─── Records ───
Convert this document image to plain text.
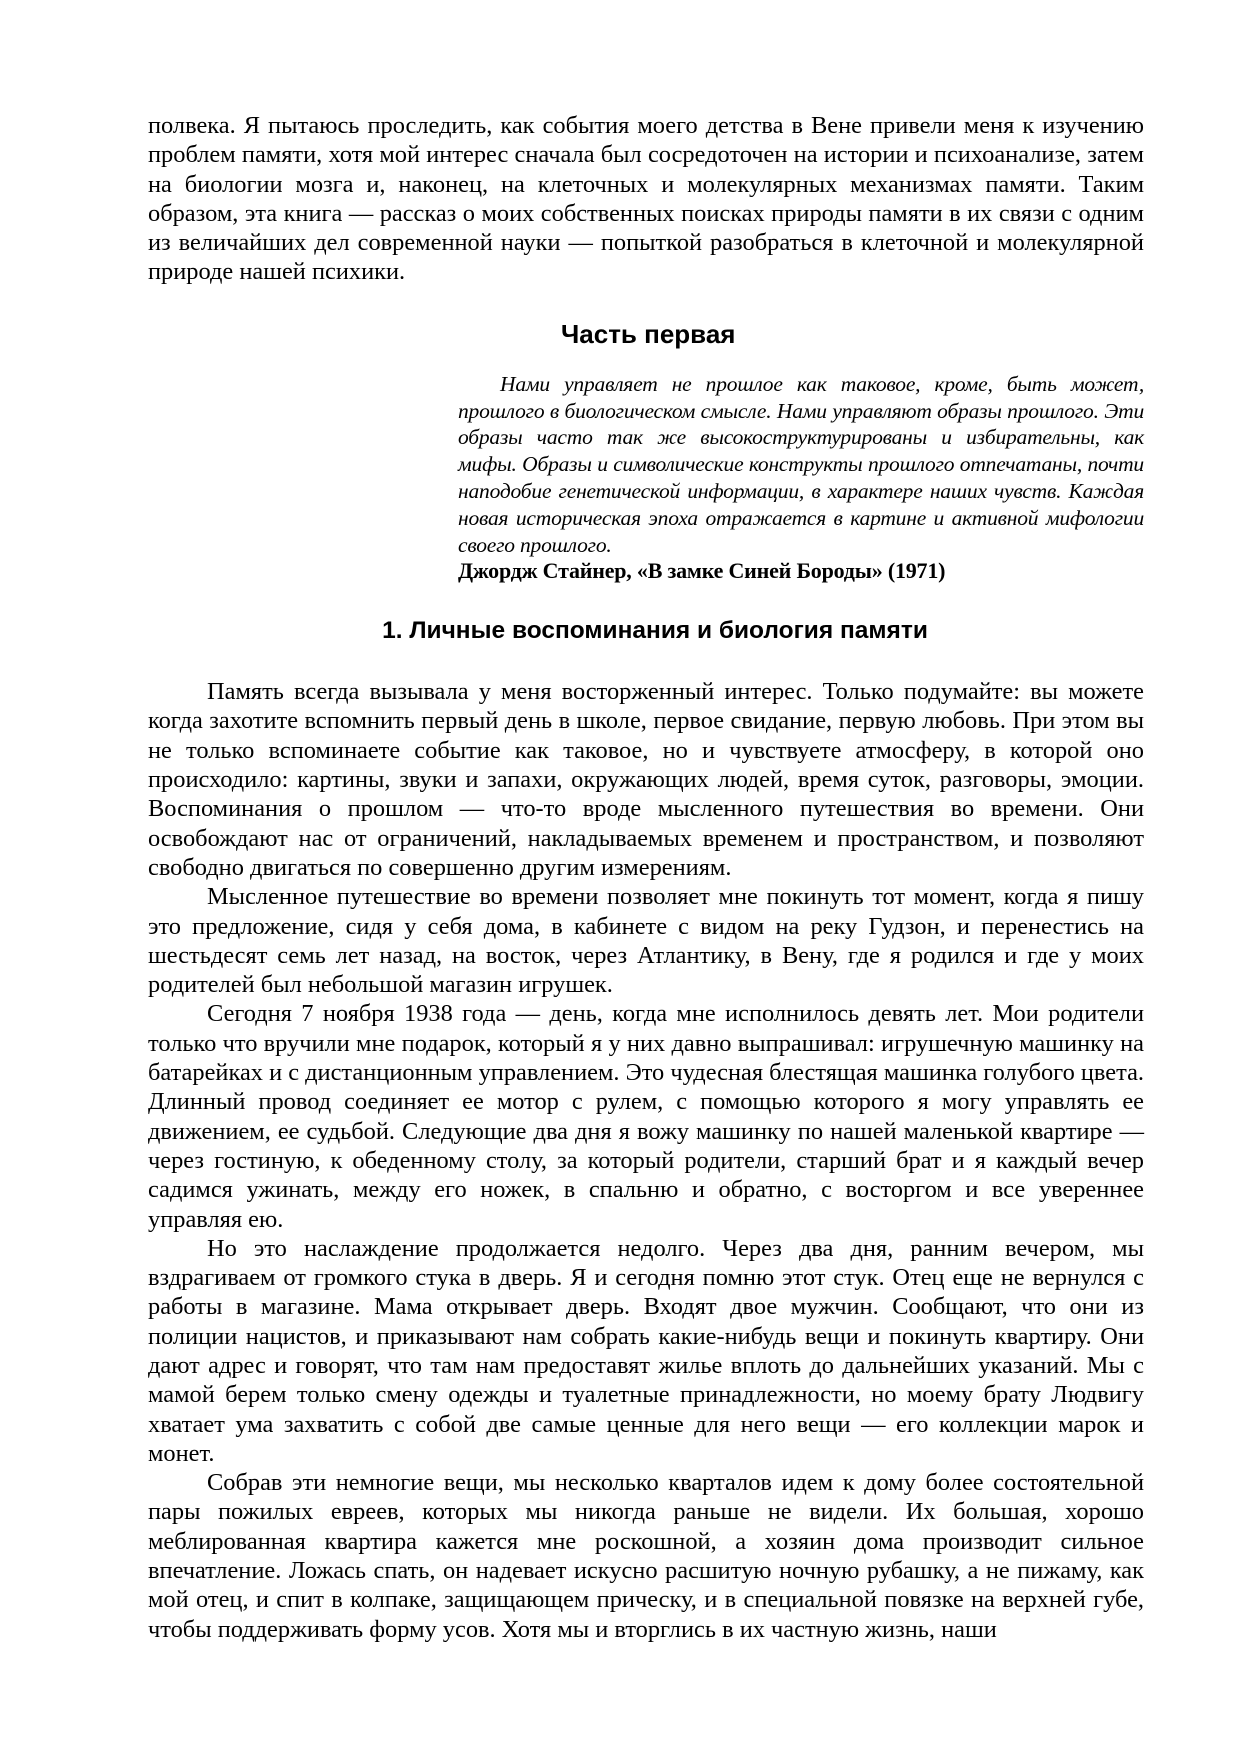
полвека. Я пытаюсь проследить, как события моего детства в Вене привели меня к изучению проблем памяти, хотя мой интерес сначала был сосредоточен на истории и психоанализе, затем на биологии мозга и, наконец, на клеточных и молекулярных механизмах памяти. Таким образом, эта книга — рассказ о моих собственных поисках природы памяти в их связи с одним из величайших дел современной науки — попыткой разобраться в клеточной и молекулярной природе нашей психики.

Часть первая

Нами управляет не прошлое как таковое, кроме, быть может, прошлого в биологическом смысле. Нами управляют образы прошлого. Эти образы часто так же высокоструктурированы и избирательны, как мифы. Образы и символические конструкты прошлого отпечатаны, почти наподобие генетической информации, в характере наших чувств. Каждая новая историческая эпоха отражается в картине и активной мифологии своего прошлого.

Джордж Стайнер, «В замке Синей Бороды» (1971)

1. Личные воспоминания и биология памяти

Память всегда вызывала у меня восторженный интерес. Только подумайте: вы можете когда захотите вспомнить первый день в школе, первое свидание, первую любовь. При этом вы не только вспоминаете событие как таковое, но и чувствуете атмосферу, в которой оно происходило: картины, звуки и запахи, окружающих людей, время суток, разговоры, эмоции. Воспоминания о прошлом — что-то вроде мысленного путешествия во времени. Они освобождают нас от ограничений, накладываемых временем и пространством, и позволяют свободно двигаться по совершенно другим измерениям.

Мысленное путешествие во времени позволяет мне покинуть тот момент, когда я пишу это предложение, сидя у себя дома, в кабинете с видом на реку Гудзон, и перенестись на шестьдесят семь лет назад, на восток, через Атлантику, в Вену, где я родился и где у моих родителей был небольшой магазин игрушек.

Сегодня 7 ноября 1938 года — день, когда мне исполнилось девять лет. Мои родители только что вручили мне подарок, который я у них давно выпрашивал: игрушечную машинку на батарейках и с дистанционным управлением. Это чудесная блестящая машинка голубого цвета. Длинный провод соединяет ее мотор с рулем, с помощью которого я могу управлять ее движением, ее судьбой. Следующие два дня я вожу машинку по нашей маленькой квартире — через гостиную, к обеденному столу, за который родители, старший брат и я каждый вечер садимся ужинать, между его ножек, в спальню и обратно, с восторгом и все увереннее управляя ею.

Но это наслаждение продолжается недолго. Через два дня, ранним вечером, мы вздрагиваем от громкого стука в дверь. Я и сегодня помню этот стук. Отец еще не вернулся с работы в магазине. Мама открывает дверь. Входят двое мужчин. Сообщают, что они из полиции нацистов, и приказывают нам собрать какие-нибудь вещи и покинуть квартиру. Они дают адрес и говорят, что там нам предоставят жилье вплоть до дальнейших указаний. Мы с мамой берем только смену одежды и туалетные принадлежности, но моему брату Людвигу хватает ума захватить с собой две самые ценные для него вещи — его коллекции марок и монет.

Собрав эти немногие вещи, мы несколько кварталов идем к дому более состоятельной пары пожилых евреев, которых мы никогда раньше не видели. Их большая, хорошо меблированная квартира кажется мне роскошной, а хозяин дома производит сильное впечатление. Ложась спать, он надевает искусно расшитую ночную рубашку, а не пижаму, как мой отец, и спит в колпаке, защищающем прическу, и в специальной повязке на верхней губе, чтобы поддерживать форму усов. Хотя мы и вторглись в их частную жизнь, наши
───
─── Records ───
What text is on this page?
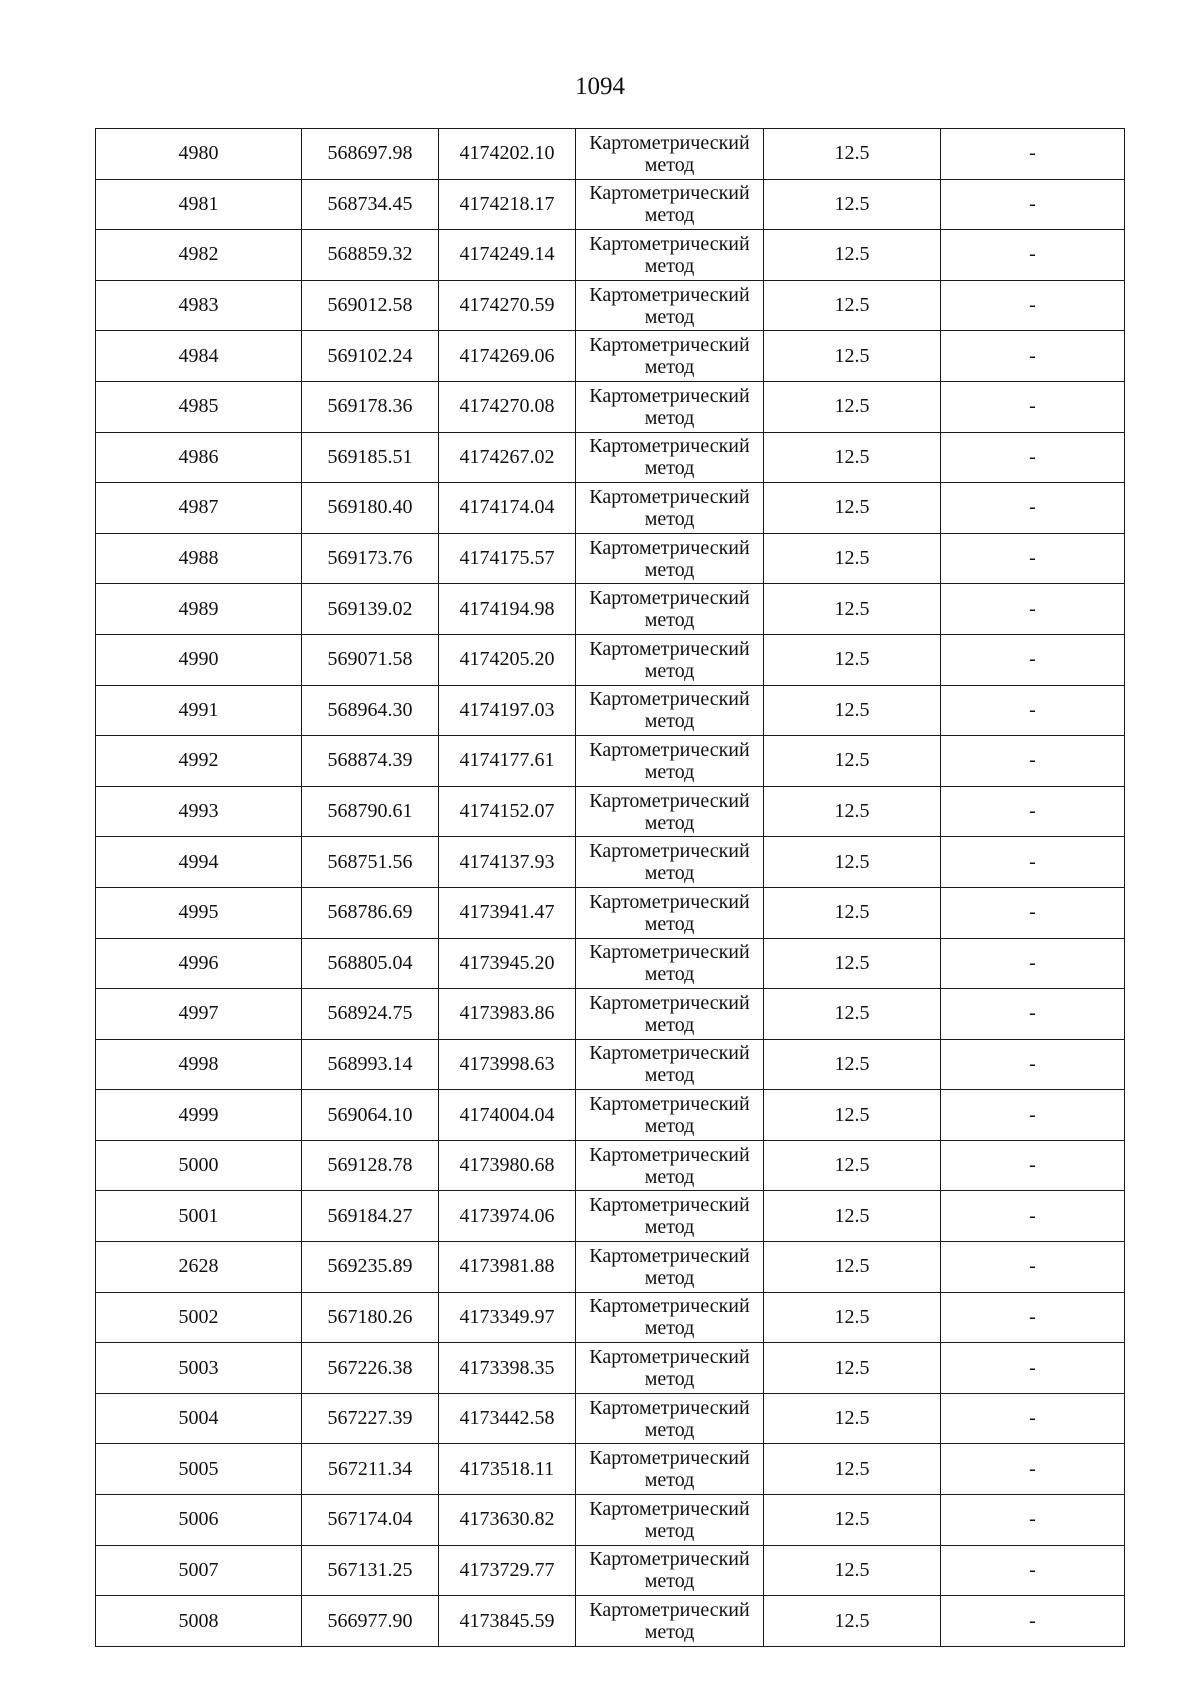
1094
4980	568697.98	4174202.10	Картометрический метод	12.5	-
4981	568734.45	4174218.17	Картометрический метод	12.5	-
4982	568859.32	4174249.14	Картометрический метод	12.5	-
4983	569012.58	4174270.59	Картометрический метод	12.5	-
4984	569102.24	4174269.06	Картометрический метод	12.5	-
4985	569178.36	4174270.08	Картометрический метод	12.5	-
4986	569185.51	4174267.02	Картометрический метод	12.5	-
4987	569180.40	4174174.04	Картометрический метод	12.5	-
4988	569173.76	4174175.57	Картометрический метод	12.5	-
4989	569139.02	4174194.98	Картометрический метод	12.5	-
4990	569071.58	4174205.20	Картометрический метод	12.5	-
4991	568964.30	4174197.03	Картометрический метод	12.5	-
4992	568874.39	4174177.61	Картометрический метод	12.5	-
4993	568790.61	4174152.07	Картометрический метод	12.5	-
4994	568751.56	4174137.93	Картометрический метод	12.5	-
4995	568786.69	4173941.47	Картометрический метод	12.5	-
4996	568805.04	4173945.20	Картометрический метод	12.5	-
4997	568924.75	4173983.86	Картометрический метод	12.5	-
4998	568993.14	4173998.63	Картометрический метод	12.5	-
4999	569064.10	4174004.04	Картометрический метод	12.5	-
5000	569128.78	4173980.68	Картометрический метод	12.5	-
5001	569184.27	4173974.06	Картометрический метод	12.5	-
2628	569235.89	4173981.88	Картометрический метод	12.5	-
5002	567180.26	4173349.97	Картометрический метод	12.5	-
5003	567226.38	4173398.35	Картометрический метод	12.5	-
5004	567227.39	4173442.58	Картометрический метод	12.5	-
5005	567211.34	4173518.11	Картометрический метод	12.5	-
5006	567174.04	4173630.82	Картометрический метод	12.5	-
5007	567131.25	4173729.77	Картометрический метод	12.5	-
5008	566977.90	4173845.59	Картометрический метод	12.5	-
───
- Aim:
Scan the listing above. Gather each line that contains the word "памяти".

- Task solution:
полвека. Я пытаюсь проследить, как события моего детства в Вене привели меня к изучению проблем памяти, хотя мой интерес сначала был сосредоточен на истории и психоанализе, затем на биологии мозга и, наконец, на клеточных и молекулярных механизмах памяти. Таким образом, эта книга — рассказ о моих собственных поисках природы памяти в их связи с одним из величайших дел современной науки — попыткой разобраться в клеточной и молекулярной природе нашей психики.
1. Личные воспоминания и биология памяти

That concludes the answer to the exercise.